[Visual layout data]
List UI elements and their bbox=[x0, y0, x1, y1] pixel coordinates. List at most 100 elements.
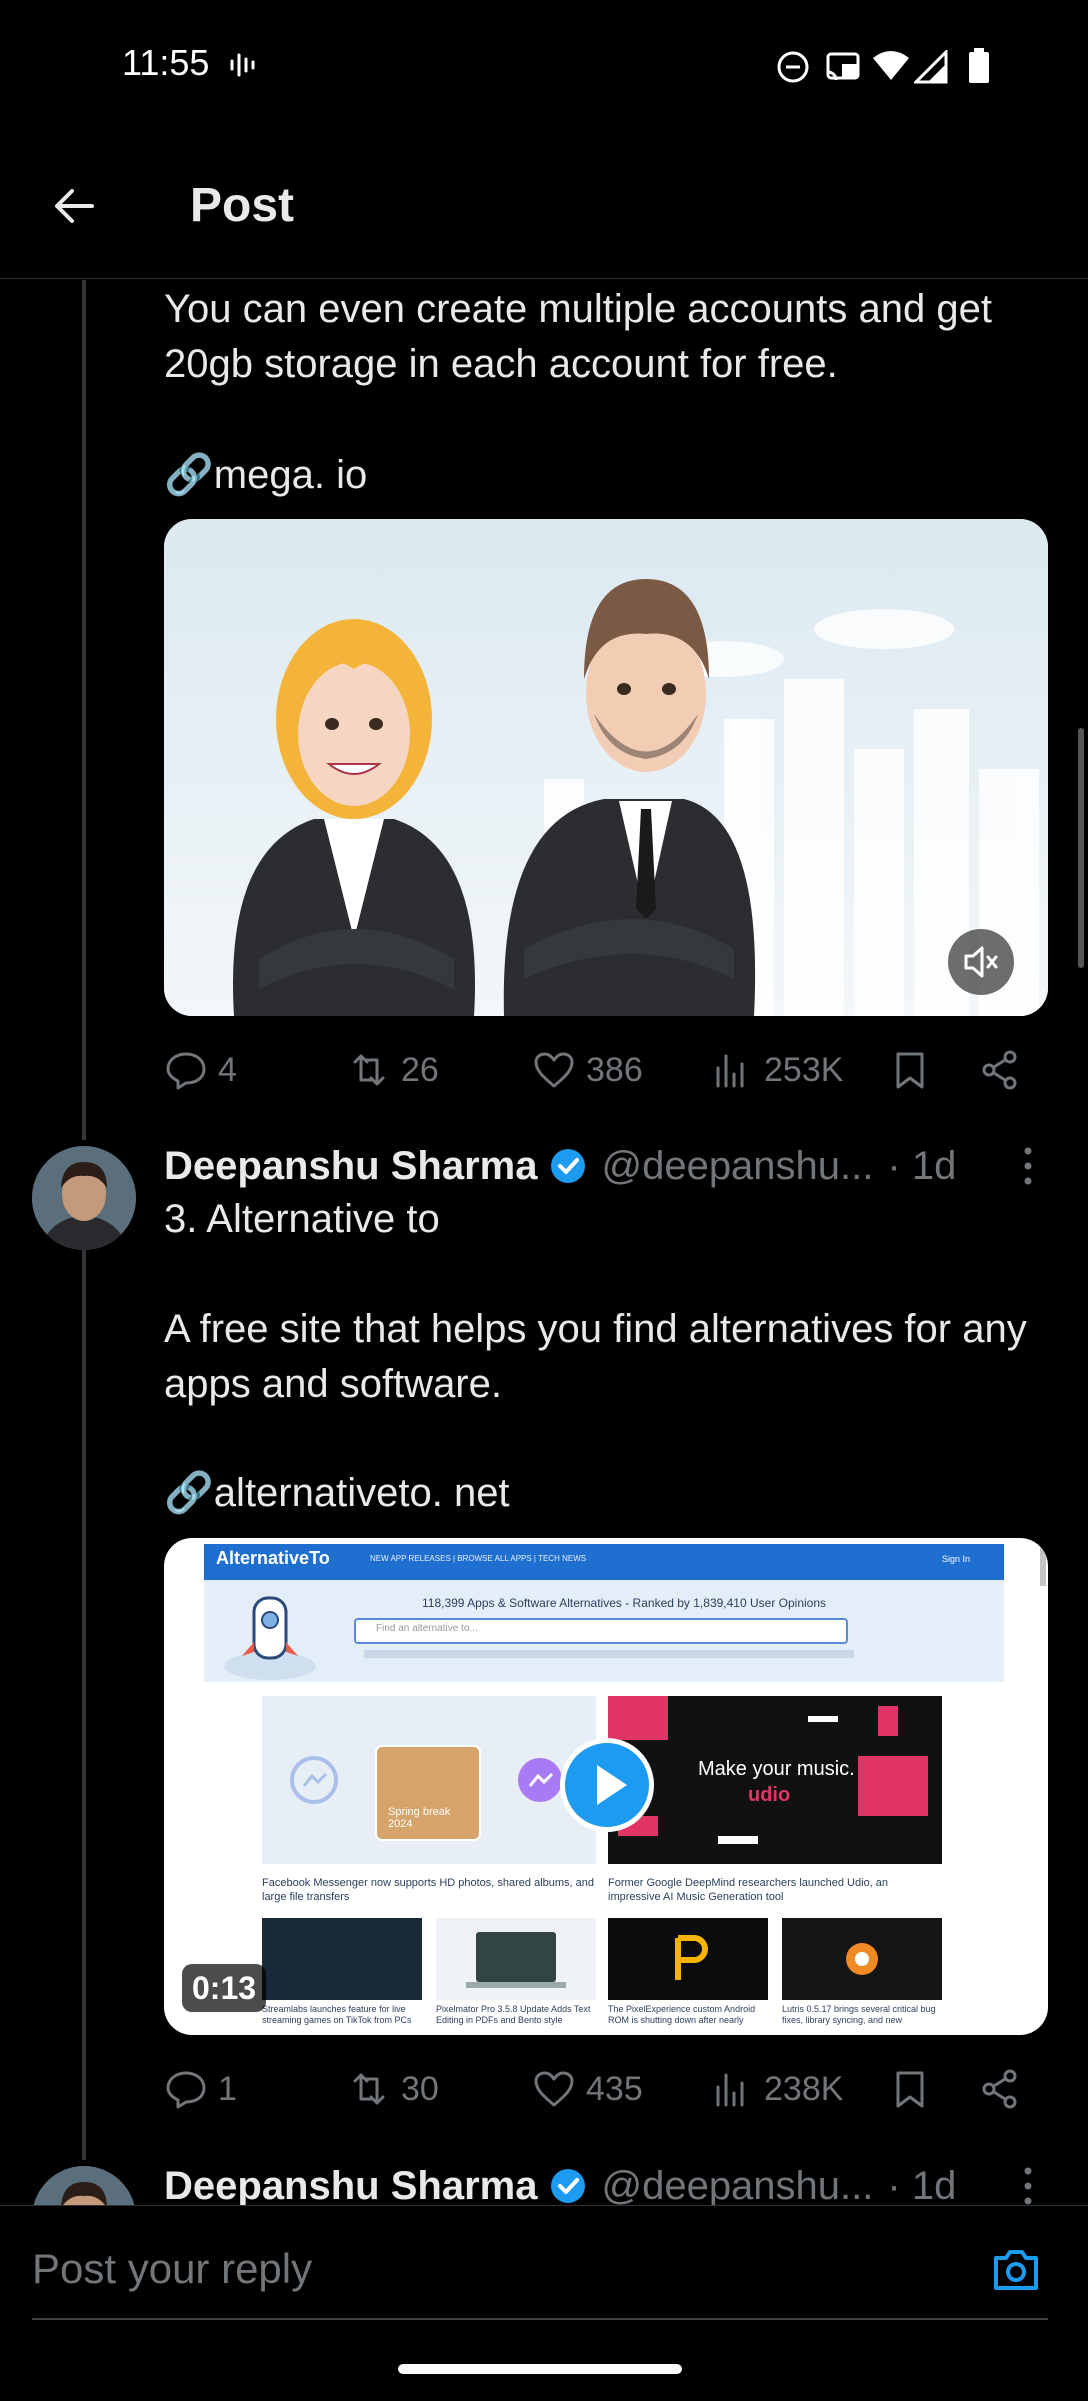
share-button[interactable] bbox=[978, 1035, 1022, 1105]
messenger-screens-illustration bbox=[290, 1745, 562, 1841]
views-button[interactable]: 253K bbox=[710, 1035, 843, 1105]
preview-signin: Sign In bbox=[942, 1554, 971, 1564]
repost-icon bbox=[353, 2073, 385, 2105]
repost-count: 30 bbox=[401, 2069, 439, 2108]
views-chart-icon bbox=[716, 2073, 744, 2107]
preview-search-placeholder: Find an alternative to... bbox=[376, 1623, 478, 1634]
share-icon bbox=[982, 2069, 1017, 2109]
video-frame-cartoon bbox=[164, 519, 1048, 1016]
post-link[interactable]: 🔗alternativeto. net bbox=[164, 1466, 1044, 1521]
do-not-disturb-icon bbox=[777, 51, 809, 83]
like-count: 435 bbox=[586, 2069, 643, 2108]
preview-small-caption-3: The PixelExperience custom Android ROM i… bbox=[608, 2004, 756, 2025]
author-handle[interactable]: @deepanshu... bbox=[601, 2164, 873, 2209]
mute-button[interactable] bbox=[948, 929, 1014, 995]
preview-count-line: 118,399 Apps & Software Alternatives - R… bbox=[421, 1596, 827, 1610]
author-row: Deepanshu Sharma @deepanshu... · 1d bbox=[164, 1136, 956, 1196]
voice-activity-icon bbox=[230, 53, 255, 77]
post-video[interactable]: AlternativeTo NEW APP RELEASES | BROWSE … bbox=[164, 1538, 1048, 2035]
lutris-logo bbox=[846, 1943, 878, 1975]
preview-small-card-2 bbox=[436, 1918, 596, 2000]
verified-badge-icon bbox=[551, 1149, 586, 1183]
reply-button[interactable]: 4 bbox=[164, 1035, 237, 1105]
avatar[interactable] bbox=[32, 1146, 136, 1250]
post-title: 3. Alternative to bbox=[164, 1197, 440, 1241]
share-button[interactable] bbox=[978, 2054, 1022, 2124]
play-button[interactable] bbox=[560, 1738, 654, 1832]
repost-button[interactable]: 30 bbox=[347, 2054, 439, 2124]
preview-small-card-3 bbox=[608, 1918, 768, 2000]
repost-count: 26 bbox=[401, 1050, 439, 1089]
reply-underline bbox=[32, 2318, 1048, 2320]
views-chart-icon bbox=[716, 1054, 744, 1088]
header-divider bbox=[0, 278, 1088, 279]
reply-button[interactable]: 1 bbox=[164, 2054, 237, 2124]
play-icon bbox=[597, 1765, 627, 1805]
video-duration: 0:13 bbox=[182, 1964, 267, 2012]
bookmark-button[interactable] bbox=[888, 1035, 932, 1105]
share-icon bbox=[982, 1050, 1017, 1090]
reply-icon bbox=[166, 2071, 206, 2109]
wifi-icon bbox=[873, 51, 909, 80]
preview-caption-1: Facebook Messenger now supports HD photo… bbox=[262, 1877, 595, 1903]
repost-icon bbox=[353, 1054, 385, 1086]
heart-icon bbox=[534, 2071, 574, 2107]
reply-input[interactable]: Post your reply bbox=[32, 2245, 952, 2293]
thread-line bbox=[82, 1248, 86, 2160]
preview-card-1: Spring break 2024 bbox=[262, 1696, 596, 1864]
bookmark-icon bbox=[896, 1052, 924, 1089]
author-name[interactable]: Deepanshu Sharma bbox=[164, 2164, 537, 2209]
udio-overlay-text: Make your music. bbox=[698, 1758, 855, 1780]
post-text: You can even create multiple accounts an… bbox=[164, 287, 992, 386]
views-count: 253K bbox=[764, 1050, 844, 1089]
laptop-illustration bbox=[466, 1932, 566, 1988]
preview-tagline-line bbox=[364, 1650, 854, 1658]
heart-icon bbox=[534, 1052, 574, 1088]
preview-caption-2: Former Google DeepMind researchers launc… bbox=[608, 1877, 889, 1903]
views-count: 238K bbox=[764, 2069, 844, 2108]
back-arrow-icon[interactable] bbox=[50, 182, 98, 230]
preview-search-box: Find an alternative to... bbox=[354, 1618, 848, 1644]
status-time: 11:55 bbox=[122, 42, 210, 83]
preview-small-caption-2: Pixelmator Pro 3.5.8 Update Adds Text Ed… bbox=[436, 2004, 591, 2025]
post-text: A free site that helps you find alternat… bbox=[164, 1307, 1027, 1406]
post-actions: 1 30 435 238K bbox=[164, 2054, 1044, 2124]
post-time: · 1d bbox=[887, 2163, 957, 2208]
like-button[interactable]: 386 bbox=[532, 1035, 643, 1105]
cast-icon bbox=[826, 52, 860, 81]
preview-small-caption-1: Streamlabs launches feature for live str… bbox=[262, 2004, 412, 2025]
more-options-icon[interactable] bbox=[1018, 2161, 1038, 2211]
post-video[interactable] bbox=[164, 519, 1048, 1016]
reply-count: 4 bbox=[218, 1050, 237, 1089]
like-count: 386 bbox=[586, 1050, 643, 1089]
battery-icon bbox=[969, 48, 989, 83]
camera-icon[interactable] bbox=[990, 2246, 1042, 2294]
like-button[interactable]: 435 bbox=[532, 2054, 643, 2124]
spring-break-label: Spring break 2024 bbox=[388, 1806, 451, 1830]
post-link[interactable]: 🔗mega. io bbox=[164, 448, 1044, 503]
author-name[interactable]: Deepanshu Sharma bbox=[164, 1144, 537, 1189]
repost-button[interactable]: 26 bbox=[347, 1035, 439, 1105]
signal-icon bbox=[914, 50, 948, 84]
page-title: Post bbox=[190, 179, 295, 232]
reply-icon bbox=[166, 1052, 206, 1090]
udio-brand: udio bbox=[748, 1784, 791, 1806]
thread-line bbox=[82, 280, 86, 1140]
speaker-muted-icon bbox=[964, 946, 998, 978]
author-handle[interactable]: @deepanshu... bbox=[601, 1144, 873, 1189]
preview-scrollbar bbox=[1040, 1546, 1046, 1586]
verified-badge-icon bbox=[551, 2169, 586, 2203]
reply-count: 1 bbox=[218, 2069, 237, 2108]
bookmark-button[interactable] bbox=[888, 2054, 932, 2124]
views-button[interactable]: 238K bbox=[710, 2054, 843, 2124]
preview-nav: NEW APP RELEASES | BROWSE ALL APPS | TEC… bbox=[370, 1554, 587, 1563]
preview-card-2: Make your music. udio bbox=[608, 1696, 942, 1864]
avatar-image bbox=[32, 1146, 136, 1250]
preview-rocket-illustration bbox=[224, 1596, 316, 1680]
more-options-icon[interactable] bbox=[1018, 1141, 1038, 1191]
preview-brand: AlternativeTo bbox=[216, 1548, 330, 1568]
preview-small-card-4 bbox=[782, 1918, 942, 2000]
page-scrollbar[interactable] bbox=[1078, 728, 1084, 968]
home-indicator[interactable] bbox=[398, 2364, 682, 2374]
preview-small-card-1 bbox=[262, 1918, 422, 2000]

• What the exercise asks:
Can you arrange every line of the data above as a numbered list, skipping blank lines and leaving the pictures out of your answer?

• Worked solution:
1. List UI elements and their bbox=[x0, y0, x1, y1] pixel coordinates. List at most 100 elements.
2. share-button[interactable] bbox=[978, 1035, 1022, 1105]
3. messenger-screens-illustration bbox=[290, 1745, 562, 1841]
4. views-button[interactable]: 253K bbox=[710, 1035, 843, 1105]
5. preview-signin: Sign In bbox=[942, 1554, 971, 1564]
6. repost-icon bbox=[353, 2073, 385, 2105]
7. repost-count: 30 bbox=[401, 2069, 439, 2108]
8. views-chart-icon bbox=[716, 2073, 744, 2107]
9. preview-search-placeholder: Find an alternative to... bbox=[376, 1623, 478, 1634]
10. share-icon bbox=[982, 2069, 1017, 2109]
11. video-frame-cartoon bbox=[164, 519, 1048, 1016]
12. post-link[interactable]: 🔗alternativeto. net bbox=[164, 1466, 1044, 1521]
13. do-not-disturb-icon bbox=[777, 51, 809, 83]
14. like-count: 435 bbox=[586, 2069, 643, 2108]
15. preview-small-caption-3: The PixelExperience custom Android ROM i… bbox=[608, 2004, 756, 2025]
16. author-handle[interactable]: @deepanshu... bbox=[601, 2164, 873, 2209]
17. mute-button[interactable] bbox=[948, 929, 1014, 995]
18. preview-count-line: 118,399 Apps & Software Alternatives - R… bbox=[421, 1596, 827, 1610]
19. author-row: Deepanshu Sharma @deepanshu... · 1d bbox=[164, 1136, 956, 1196]
20. voice-activity-icon bbox=[230, 53, 255, 77]
21. post-video[interactable]: AlternativeTo NEW APP RELEASES | BROWSE … bbox=[164, 1538, 1048, 2035]
22. lutris-logo bbox=[846, 1943, 878, 1975]
23. preview-small-card-2 bbox=[436, 1918, 596, 2000]
24. verified-badge-icon bbox=[551, 1149, 586, 1183]
25. reply-button[interactable]: 4 bbox=[164, 1035, 237, 1105]
26. avatar[interactable] bbox=[32, 1146, 136, 1250]
27. post-title: 3. Alternative to bbox=[164, 1197, 440, 1241]
28. share-button[interactable] bbox=[978, 2054, 1022, 2124]
29. play-button[interactable] bbox=[560, 1738, 654, 1832]
30. repost-button[interactable]: 30 bbox=[347, 2054, 439, 2124]
31. preview-small-card-3 bbox=[608, 1918, 768, 2000]
32. repost-count: 26 bbox=[401, 1050, 439, 1089]
33. reply-underline bbox=[32, 2318, 1048, 2320]
34. views-chart-icon bbox=[716, 1054, 744, 1088]
35. header-divider bbox=[0, 278, 1088, 279]
36. reply-button[interactable]: 1 bbox=[164, 2054, 237, 2124]
37. play-icon bbox=[597, 1765, 627, 1805]
38. video-duration: 0:13 bbox=[182, 1964, 267, 2012]
39. bookmark-button[interactable] bbox=[888, 1035, 932, 1105]
40. share-icon bbox=[982, 1050, 1017, 1090]
41. reply-icon bbox=[166, 2071, 206, 2109]
42. wifi-icon bbox=[873, 51, 909, 80]
43. preview-caption-1: Facebook Messenger now supports HD photo… bbox=[262, 1877, 595, 1903]
44. repost-icon bbox=[353, 1054, 385, 1086]
45. heart-icon bbox=[534, 2071, 574, 2107]
46. reply-input[interactable]: Post your reply bbox=[32, 2245, 952, 2293]
47. thread-line bbox=[82, 1248, 86, 2160]
48. preview-card-1: Spring break 2024 bbox=[262, 1696, 596, 1864]
49. bookmark-icon bbox=[896, 1052, 924, 1089]
50. author-name[interactable]: Deepanshu Sharma bbox=[164, 2164, 537, 2209]
51. udio-overlay-text: Make your music. bbox=[698, 1758, 855, 1780]
52. post-text: You can even create multiple accounts an… bbox=[164, 287, 992, 386]
53. views-count: 253K bbox=[764, 1050, 844, 1089]
54. laptop-illustration bbox=[466, 1932, 566, 1988]
55. preview-tagline-line bbox=[364, 1650, 854, 1658]
56. heart-icon bbox=[534, 1052, 574, 1088]
57. preview-caption-2: Former Google DeepMind researchers launc… bbox=[608, 1877, 889, 1903]
58. views-count: 238K bbox=[764, 2069, 844, 2108]
59. back-arrow-icon[interactable] bbox=[50, 182, 98, 230]
60. preview-search-box: Find an alternative to... bbox=[354, 1618, 848, 1644]
61. status-time: 11:55 bbox=[122, 42, 210, 83]
62. preview-small-caption-2: Pixelmator Pro 3.5.8 Update Adds Text Ed… bbox=[436, 2004, 591, 2025]
63. post-text: A free site that helps you find alternat… bbox=[164, 1307, 1027, 1406]
64. post-actions: 1 30 435 238K bbox=[164, 2054, 1044, 2124]
65. post-time: · 1d bbox=[887, 2163, 957, 2208]
66. like-button[interactable]: 386 bbox=[532, 1035, 643, 1105]
67. cast-icon bbox=[826, 52, 860, 81]
68. preview-small-caption-1: Streamlabs launches feature for live str… bbox=[262, 2004, 412, 2025]
69. more-options-icon[interactable] bbox=[1018, 2161, 1038, 2211]
70. post-video[interactable] bbox=[164, 519, 1048, 1016]
71. reply-count: 4 bbox=[218, 1050, 237, 1089]
72. like-count: 386 bbox=[586, 1050, 643, 1089]
73. battery-icon bbox=[969, 48, 989, 83]
74. camera-icon[interactable] bbox=[990, 2246, 1042, 2294]
75. like-button[interactable]: 435 bbox=[532, 2054, 643, 2124]
76. spring-break-label: Spring break 2024 bbox=[388, 1806, 451, 1830]
77. post-link[interactable]: 🔗mega. io bbox=[164, 448, 1044, 503]
78. author-name[interactable]: Deepanshu Sharma bbox=[164, 1144, 537, 1189]
79. repost-button[interactable]: 26 bbox=[347, 1035, 439, 1105]
80. signal-icon bbox=[914, 50, 948, 84]
81. page-title: Post bbox=[190, 179, 295, 232]
82. reply-icon bbox=[166, 1052, 206, 1090]
83. udio-brand: udio bbox=[748, 1784, 791, 1806]
84. thread-line bbox=[82, 280, 86, 1140]
85. speaker-muted-icon bbox=[964, 946, 998, 978]
86. author-handle[interactable]: @deepanshu... bbox=[601, 1144, 873, 1189]
87. preview-scrollbar bbox=[1040, 1546, 1046, 1586]
88. verified-badge-icon bbox=[551, 2169, 586, 2203]
89. reply-count: 1 bbox=[218, 2069, 237, 2108]
90. bookmark-button[interactable] bbox=[888, 2054, 932, 2124]
91. views-button[interactable]: 238K bbox=[710, 2054, 843, 2124]
92. preview-nav: NEW APP RELEASES | BROWSE ALL APPS | TEC… bbox=[370, 1554, 587, 1563]
93. preview-card-2: Make your music. udio bbox=[608, 1696, 942, 1864]
94. avatar-image bbox=[32, 1146, 136, 1250]
95. preview-rocket-illustration bbox=[224, 1596, 316, 1680]
96. more-options-icon[interactable] bbox=[1018, 1141, 1038, 1191]
97. preview-brand: AlternativeTo bbox=[216, 1548, 330, 1568]
98. preview-small-card-4 bbox=[782, 1918, 942, 2000]
99. page-scrollbar[interactable] bbox=[1078, 728, 1084, 968]
100. home-indicator[interactable] bbox=[398, 2364, 682, 2374]
101. preview-small-card-1 bbox=[262, 1918, 422, 2000]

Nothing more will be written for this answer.